Aim
The entries are to be returned exactly, with images left out.

Available records

_ _ _ _

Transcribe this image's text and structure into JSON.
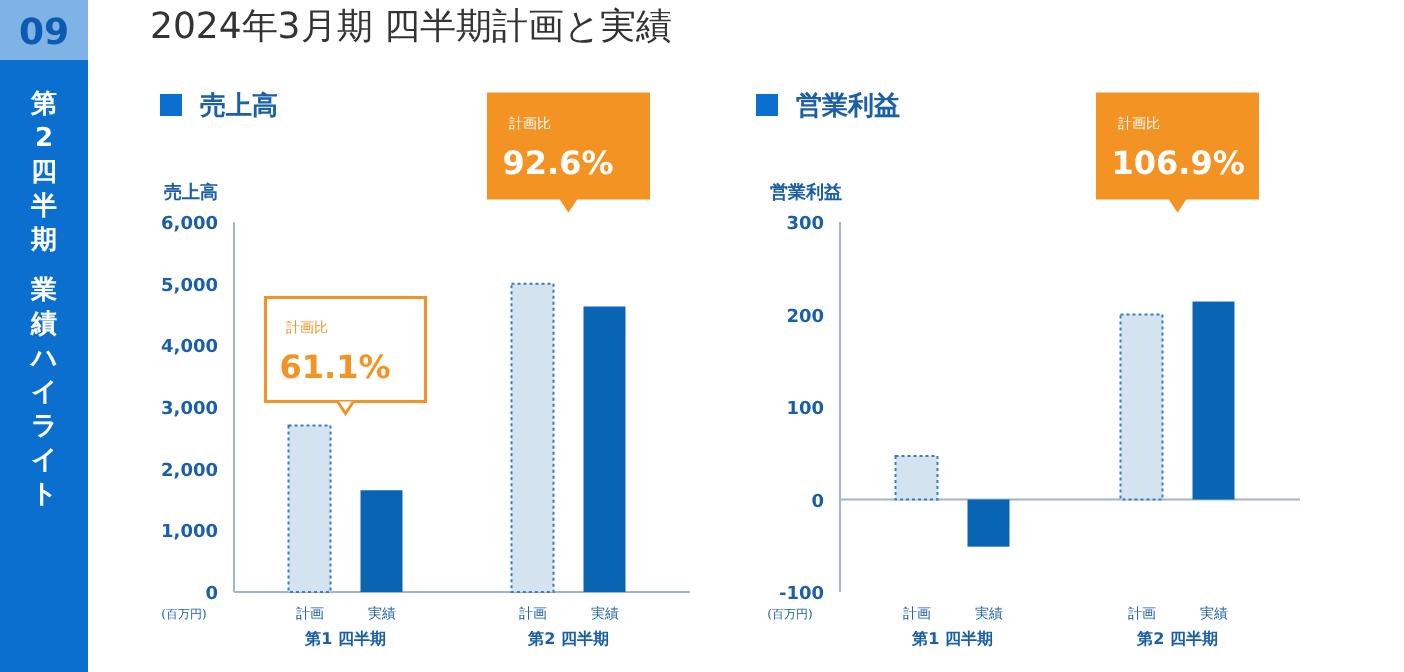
{
  "chart_data": [
    {
      "type": "bar",
      "title": "売上高",
      "ylabel": "売上高",
      "categories": [
        "計画",
        "実績",
        "計画",
        "実績"
      ],
      "values": [
        2700,
        1650,
        5000,
        4630
      ],
      "colors": [
        "#d3e3f0",
        "#0a64b4",
        "#d3e3f0",
        "#0a64b4"
      ],
      "ylim": [
        0,
        6000
      ],
      "yticks": [
        {
          "value": 0,
          "label": "0"
        },
        {
          "value": 1000,
          "label": "1,000"
        },
        {
          "value": 2000,
          "label": "2,000"
        },
        {
          "value": 3000,
          "label": "3,000"
        },
        {
          "value": 4000,
          "label": "4,000"
        },
        {
          "value": 5000,
          "label": "5,000"
        },
        {
          "value": 6000,
          "label": "6,000"
        }
      ],
      "grid": false,
      "annotations": [
        "2024年3月期 四半期計画と実績",
        "09",
        "第2四半期",
        "業績ハイライト",
        "第1 四半期",
        "第2 四半期",
        "(百万円)",
        "計画比 61.1%",
        "計画比 92.6%"
      ]
    },
    {
      "type": "bar",
      "title": "営業利益",
      "ylabel": "営業利益",
      "categories": [
        "計画",
        "実績",
        "計画",
        "実績"
      ],
      "values": [
        47,
        -51,
        200,
        214
      ],
      "colors": [
        "#d3e3f0",
        "#0a64b4",
        "#d3e3f0",
        "#0a64b4"
      ],
      "ylim": [
        -100,
        300
      ],
      "yticks": [
        -100,
        0,
        100,
        200,
        300
      ],
      "ref_lines": [
        {
          "axis": "y",
          "value": 0,
          "color": "#9fb6cc"
        }
      ],
      "grid": false,
      "annotations": [
        "第1 四半期",
        "第2 四半期",
        "(百万円)",
        "計画比 106.9%"
      ]
    }
  ]
}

_ _ _ _

Finished task
Transcribe this image's text and structure into JSON.
{
  "chart_data": [
    {
      "type": "bar",
      "title": "売上高",
      "ylabel": "売上高",
      "categories": [
        "計画",
        "実績",
        "計画",
        "実績"
      ],
      "values": [
        2700,
        1650,
        5000,
        4630
      ],
      "colors": [
        "#d3e3f0",
        "#0a64b4",
        "#d3e3f0",
        "#0a64b4"
      ],
      "ylim": [
        0,
        6000
      ],
      "yticks": [
        {
          "value": 0,
          "label": "0"
        },
        {
          "value": 1000,
          "label": "1,000"
        },
        {
          "value": 2000,
          "label": "2,000"
        },
        {
          "value": 3000,
          "label": "3,000"
        },
        {
          "value": 4000,
          "label": "4,000"
        },
        {
          "value": 5000,
          "label": "5,000"
        },
        {
          "value": 6000,
          "label": "6,000"
        }
      ],
      "grid": false,
      "annotations": [
        "2024年3月期 四半期計画と実績",
        "09",
        "第2四半期",
        "業績ハイライト",
        "第1 四半期",
        "第2 四半期",
        "(百万円)",
        "計画比 61.1%",
        "計画比 92.6%"
      ]
    },
    {
      "type": "bar",
      "title": "営業利益",
      "ylabel": "営業利益",
      "categories": [
        "計画",
        "実績",
        "計画",
        "実績"
      ],
      "values": [
        47,
        -51,
        200,
        214
      ],
      "colors": [
        "#d3e3f0",
        "#0a64b4",
        "#d3e3f0",
        "#0a64b4"
      ],
      "ylim": [
        -100,
        300
      ],
      "yticks": [
        -100,
        0,
        100,
        200,
        300
      ],
      "ref_lines": [
        {
          "axis": "y",
          "value": 0,
          "color": "#9fb6cc"
        }
      ],
      "grid": false,
      "annotations": [
        "第1 四半期",
        "第2 四半期",
        "(百万円)",
        "計画比 106.9%"
      ]
    }
  ]
}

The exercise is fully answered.